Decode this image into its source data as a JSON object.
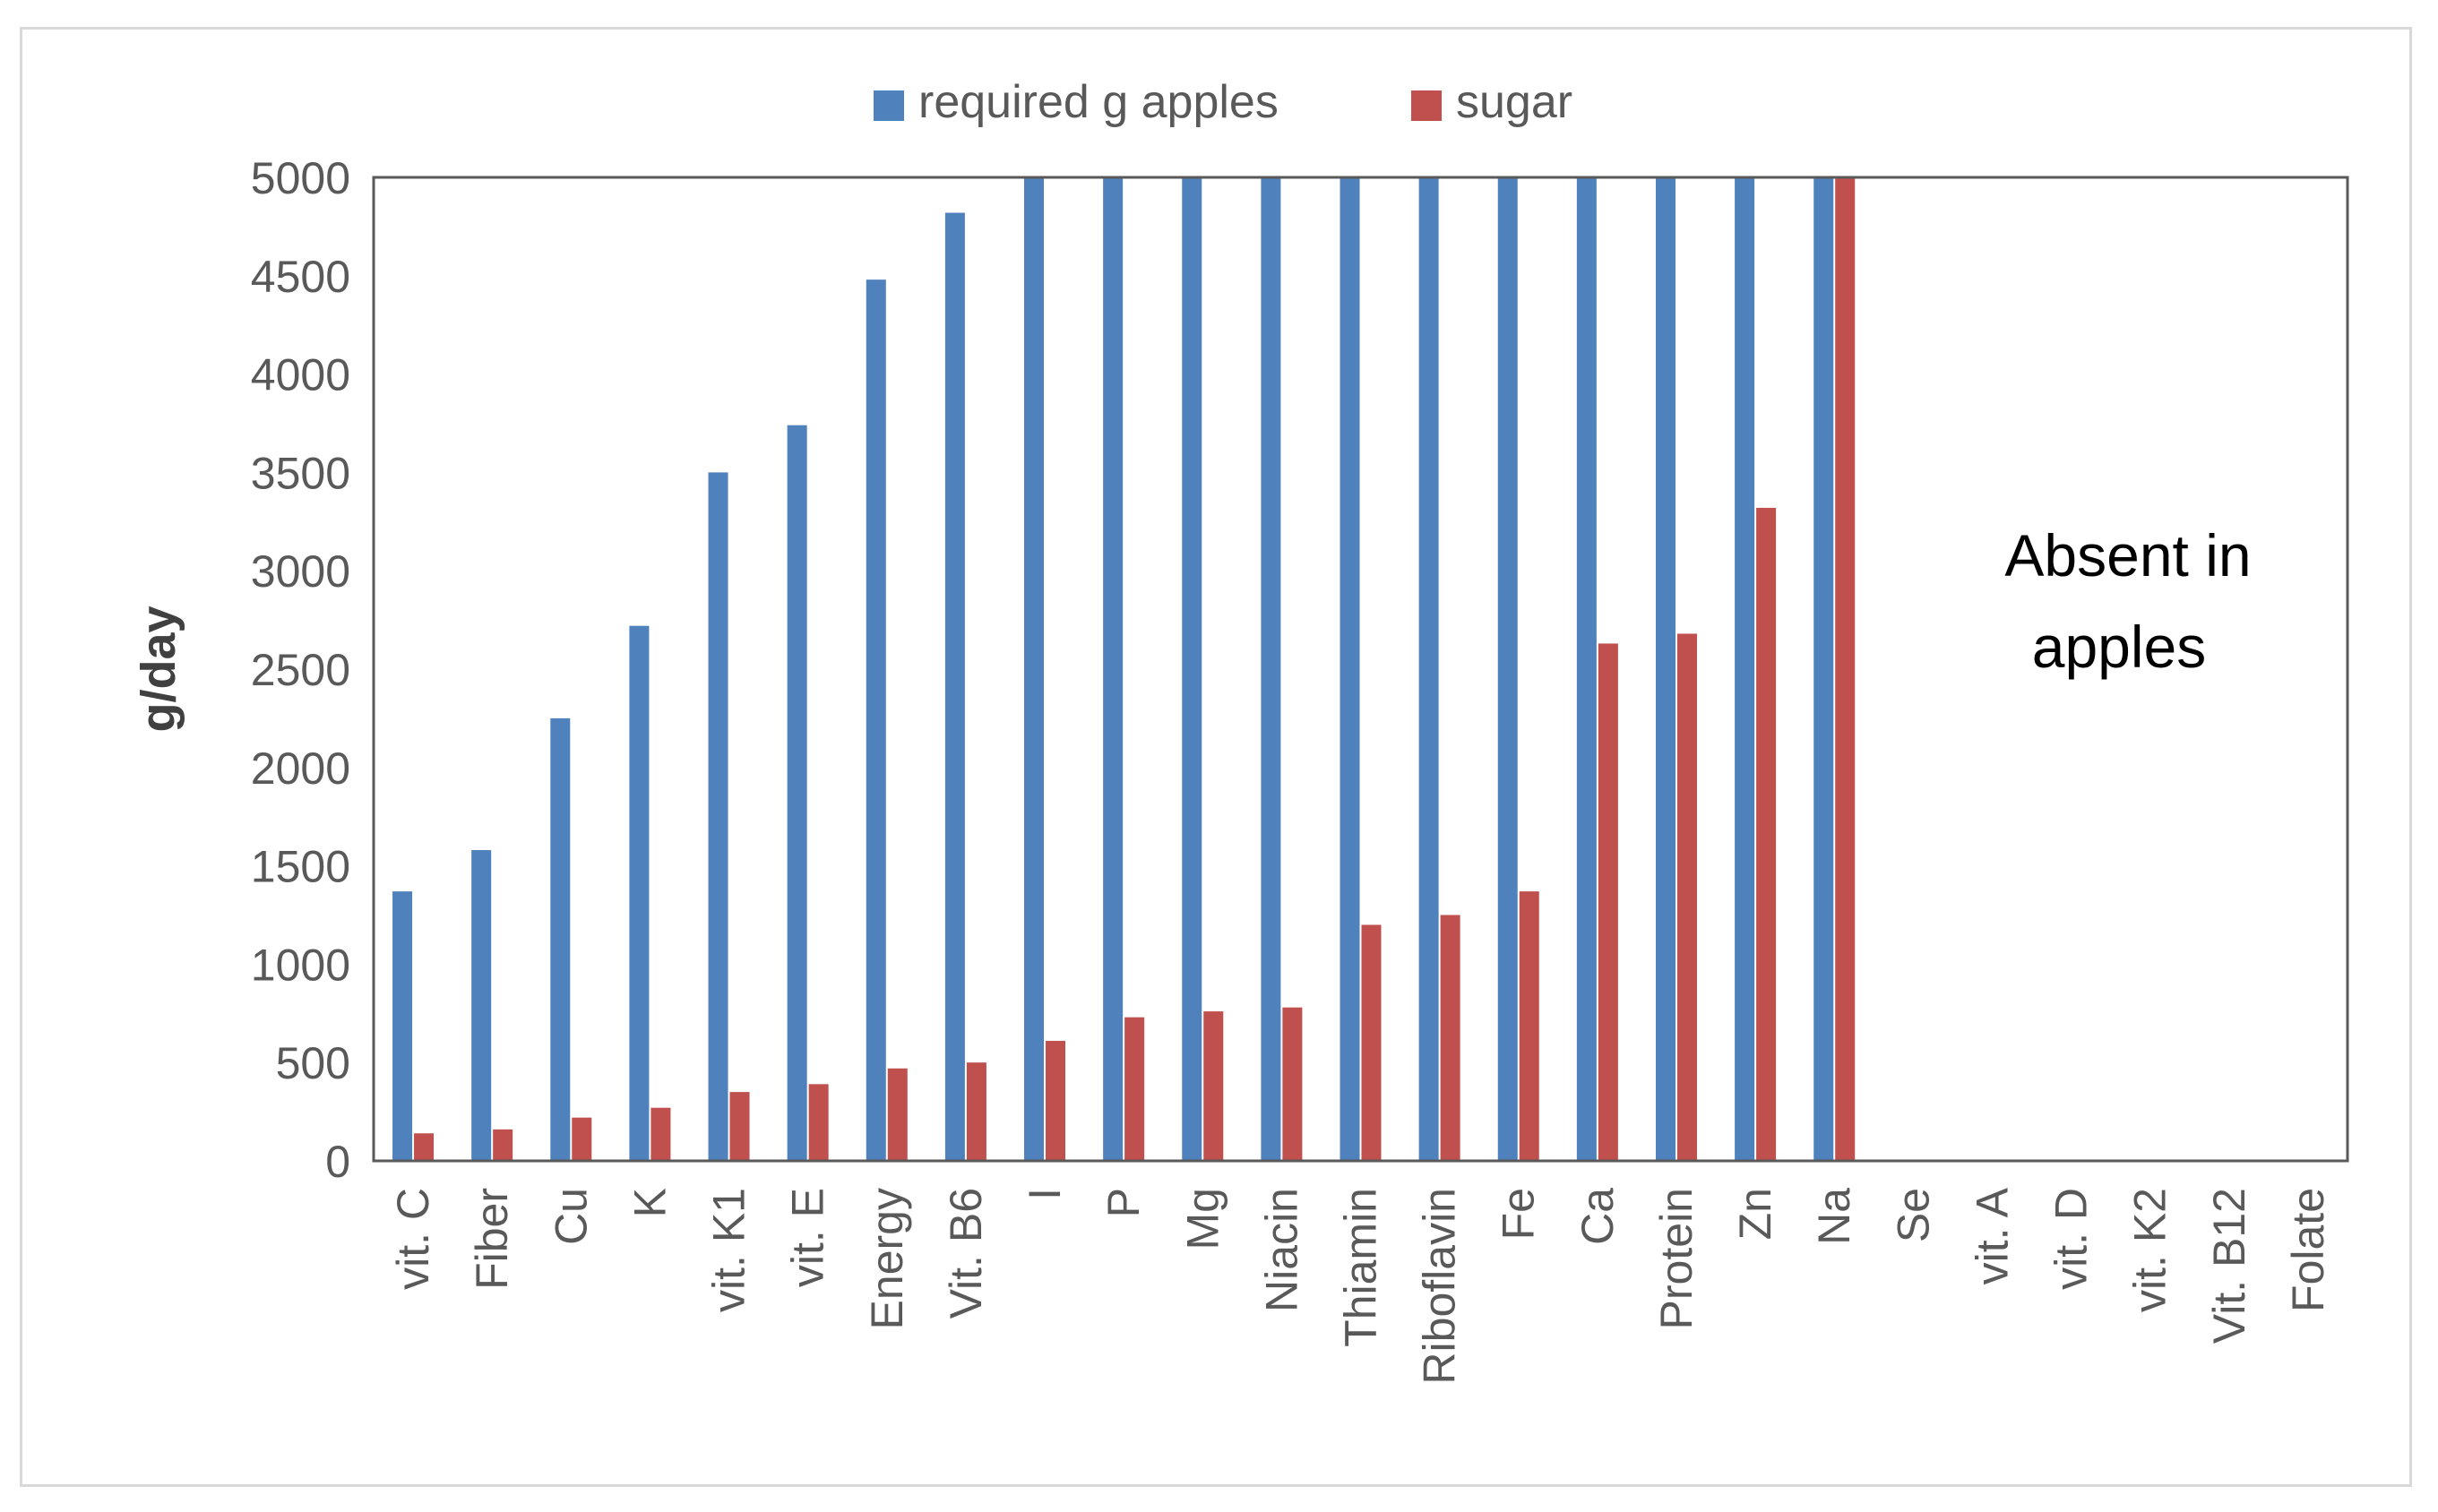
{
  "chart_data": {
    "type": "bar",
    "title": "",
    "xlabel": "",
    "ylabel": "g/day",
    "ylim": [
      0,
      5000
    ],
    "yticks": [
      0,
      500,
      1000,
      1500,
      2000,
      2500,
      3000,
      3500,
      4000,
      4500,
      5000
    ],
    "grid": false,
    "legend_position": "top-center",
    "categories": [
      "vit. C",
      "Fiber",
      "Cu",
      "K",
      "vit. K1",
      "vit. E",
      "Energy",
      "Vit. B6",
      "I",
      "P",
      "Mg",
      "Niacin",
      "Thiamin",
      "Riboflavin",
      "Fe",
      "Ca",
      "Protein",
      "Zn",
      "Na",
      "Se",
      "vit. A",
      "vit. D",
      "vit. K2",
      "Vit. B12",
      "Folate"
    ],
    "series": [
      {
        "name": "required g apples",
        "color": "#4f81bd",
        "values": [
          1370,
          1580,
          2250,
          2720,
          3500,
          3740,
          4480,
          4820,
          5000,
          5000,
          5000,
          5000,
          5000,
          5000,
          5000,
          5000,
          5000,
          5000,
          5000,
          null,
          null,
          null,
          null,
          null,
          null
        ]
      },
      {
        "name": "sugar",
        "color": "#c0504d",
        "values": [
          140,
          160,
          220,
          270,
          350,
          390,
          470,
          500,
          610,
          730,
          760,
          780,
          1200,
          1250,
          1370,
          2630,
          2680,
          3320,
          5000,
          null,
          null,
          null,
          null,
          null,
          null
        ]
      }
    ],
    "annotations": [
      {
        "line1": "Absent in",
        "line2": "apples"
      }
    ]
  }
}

Work order:
Please write out all the entries above exactly, but leave out the pictures.

Reply to the task:
Decode this image into its source data as a JSON object.
{
  "chart_data": {
    "type": "bar",
    "title": "",
    "xlabel": "",
    "ylabel": "g/day",
    "ylim": [
      0,
      5000
    ],
    "yticks": [
      0,
      500,
      1000,
      1500,
      2000,
      2500,
      3000,
      3500,
      4000,
      4500,
      5000
    ],
    "grid": false,
    "legend_position": "top-center",
    "categories": [
      "vit. C",
      "Fiber",
      "Cu",
      "K",
      "vit. K1",
      "vit. E",
      "Energy",
      "Vit. B6",
      "I",
      "P",
      "Mg",
      "Niacin",
      "Thiamin",
      "Riboflavin",
      "Fe",
      "Ca",
      "Protein",
      "Zn",
      "Na",
      "Se",
      "vit. A",
      "vit. D",
      "vit. K2",
      "Vit. B12",
      "Folate"
    ],
    "series": [
      {
        "name": "required g apples",
        "color": "#4f81bd",
        "values": [
          1370,
          1580,
          2250,
          2720,
          3500,
          3740,
          4480,
          4820,
          5000,
          5000,
          5000,
          5000,
          5000,
          5000,
          5000,
          5000,
          5000,
          5000,
          5000,
          null,
          null,
          null,
          null,
          null,
          null
        ]
      },
      {
        "name": "sugar",
        "color": "#c0504d",
        "values": [
          140,
          160,
          220,
          270,
          350,
          390,
          470,
          500,
          610,
          730,
          760,
          780,
          1200,
          1250,
          1370,
          2630,
          2680,
          3320,
          5000,
          null,
          null,
          null,
          null,
          null,
          null
        ]
      }
    ],
    "annotations": [
      {
        "line1": "Absent in",
        "line2": "apples"
      }
    ]
  }
}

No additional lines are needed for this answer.